··· Given data ···
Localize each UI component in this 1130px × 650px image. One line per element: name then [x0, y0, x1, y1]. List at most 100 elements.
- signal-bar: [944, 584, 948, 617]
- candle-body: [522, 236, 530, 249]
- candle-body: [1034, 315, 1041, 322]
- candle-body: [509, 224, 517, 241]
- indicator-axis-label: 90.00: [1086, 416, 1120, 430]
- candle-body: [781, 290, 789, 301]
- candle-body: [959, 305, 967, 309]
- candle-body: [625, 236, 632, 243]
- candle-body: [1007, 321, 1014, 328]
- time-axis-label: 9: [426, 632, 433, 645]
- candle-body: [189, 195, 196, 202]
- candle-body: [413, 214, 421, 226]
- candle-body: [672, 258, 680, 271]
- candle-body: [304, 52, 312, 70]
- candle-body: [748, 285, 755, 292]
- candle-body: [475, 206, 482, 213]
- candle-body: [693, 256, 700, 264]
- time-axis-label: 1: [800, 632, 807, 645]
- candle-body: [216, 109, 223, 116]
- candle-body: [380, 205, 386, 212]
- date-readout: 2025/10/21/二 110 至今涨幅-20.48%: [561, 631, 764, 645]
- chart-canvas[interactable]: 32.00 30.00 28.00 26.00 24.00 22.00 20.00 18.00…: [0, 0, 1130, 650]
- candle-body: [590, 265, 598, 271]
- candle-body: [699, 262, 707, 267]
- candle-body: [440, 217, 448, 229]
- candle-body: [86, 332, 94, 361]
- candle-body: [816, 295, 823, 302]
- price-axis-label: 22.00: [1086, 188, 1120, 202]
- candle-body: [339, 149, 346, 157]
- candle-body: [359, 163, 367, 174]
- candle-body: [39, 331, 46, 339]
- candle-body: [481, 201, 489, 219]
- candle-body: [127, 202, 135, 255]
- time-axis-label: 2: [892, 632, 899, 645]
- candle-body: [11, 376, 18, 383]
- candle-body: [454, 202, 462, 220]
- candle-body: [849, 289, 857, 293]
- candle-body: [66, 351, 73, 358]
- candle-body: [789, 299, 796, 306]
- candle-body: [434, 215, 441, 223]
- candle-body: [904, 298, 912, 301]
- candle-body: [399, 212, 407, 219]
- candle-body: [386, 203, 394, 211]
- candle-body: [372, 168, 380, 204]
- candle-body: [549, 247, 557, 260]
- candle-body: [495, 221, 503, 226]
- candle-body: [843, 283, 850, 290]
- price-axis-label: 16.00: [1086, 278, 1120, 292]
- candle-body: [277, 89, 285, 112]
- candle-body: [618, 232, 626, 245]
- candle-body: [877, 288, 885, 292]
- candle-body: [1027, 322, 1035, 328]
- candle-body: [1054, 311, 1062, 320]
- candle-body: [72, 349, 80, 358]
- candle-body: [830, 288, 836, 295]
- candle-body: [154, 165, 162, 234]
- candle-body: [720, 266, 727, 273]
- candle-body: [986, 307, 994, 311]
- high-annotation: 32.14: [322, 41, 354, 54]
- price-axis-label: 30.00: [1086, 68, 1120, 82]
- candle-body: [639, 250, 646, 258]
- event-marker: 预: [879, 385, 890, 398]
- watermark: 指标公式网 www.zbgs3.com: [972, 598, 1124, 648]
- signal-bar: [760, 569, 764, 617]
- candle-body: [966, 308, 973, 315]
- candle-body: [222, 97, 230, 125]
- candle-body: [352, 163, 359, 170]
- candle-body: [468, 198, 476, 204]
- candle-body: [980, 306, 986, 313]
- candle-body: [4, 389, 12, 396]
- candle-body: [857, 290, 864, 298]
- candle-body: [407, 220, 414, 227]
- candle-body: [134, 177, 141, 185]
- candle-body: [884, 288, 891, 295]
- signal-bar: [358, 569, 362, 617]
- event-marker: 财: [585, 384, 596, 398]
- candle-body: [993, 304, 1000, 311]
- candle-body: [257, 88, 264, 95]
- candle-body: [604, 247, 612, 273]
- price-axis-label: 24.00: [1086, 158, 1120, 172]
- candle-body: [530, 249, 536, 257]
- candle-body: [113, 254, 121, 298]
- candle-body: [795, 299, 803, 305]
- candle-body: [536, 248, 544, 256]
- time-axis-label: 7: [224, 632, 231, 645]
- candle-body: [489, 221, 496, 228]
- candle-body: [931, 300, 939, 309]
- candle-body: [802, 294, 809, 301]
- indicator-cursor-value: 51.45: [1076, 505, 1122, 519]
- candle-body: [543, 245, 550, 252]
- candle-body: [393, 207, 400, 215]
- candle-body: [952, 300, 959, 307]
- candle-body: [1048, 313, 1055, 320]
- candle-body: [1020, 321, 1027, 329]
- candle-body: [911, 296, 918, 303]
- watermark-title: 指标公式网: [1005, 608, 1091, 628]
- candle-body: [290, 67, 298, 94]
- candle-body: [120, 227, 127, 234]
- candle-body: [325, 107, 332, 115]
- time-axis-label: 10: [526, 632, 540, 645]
···
▶ What to work on
Give the listing's lines as a JSON list of strings, one string per line with blank lines omitted, from its first line through the line containing "- candle-body: [1034, 315, 1041, 322]", both ends included.

▶ Final answer
[
  "Localize each UI component in this 1130px × 650px image. One line per element: name then [x0, y0, x1, y1]. List at most 100 elements.",
  "- signal-bar: [944, 584, 948, 617]",
  "- candle-body: [522, 236, 530, 249]",
  "- candle-body: [1034, 315, 1041, 322]"
]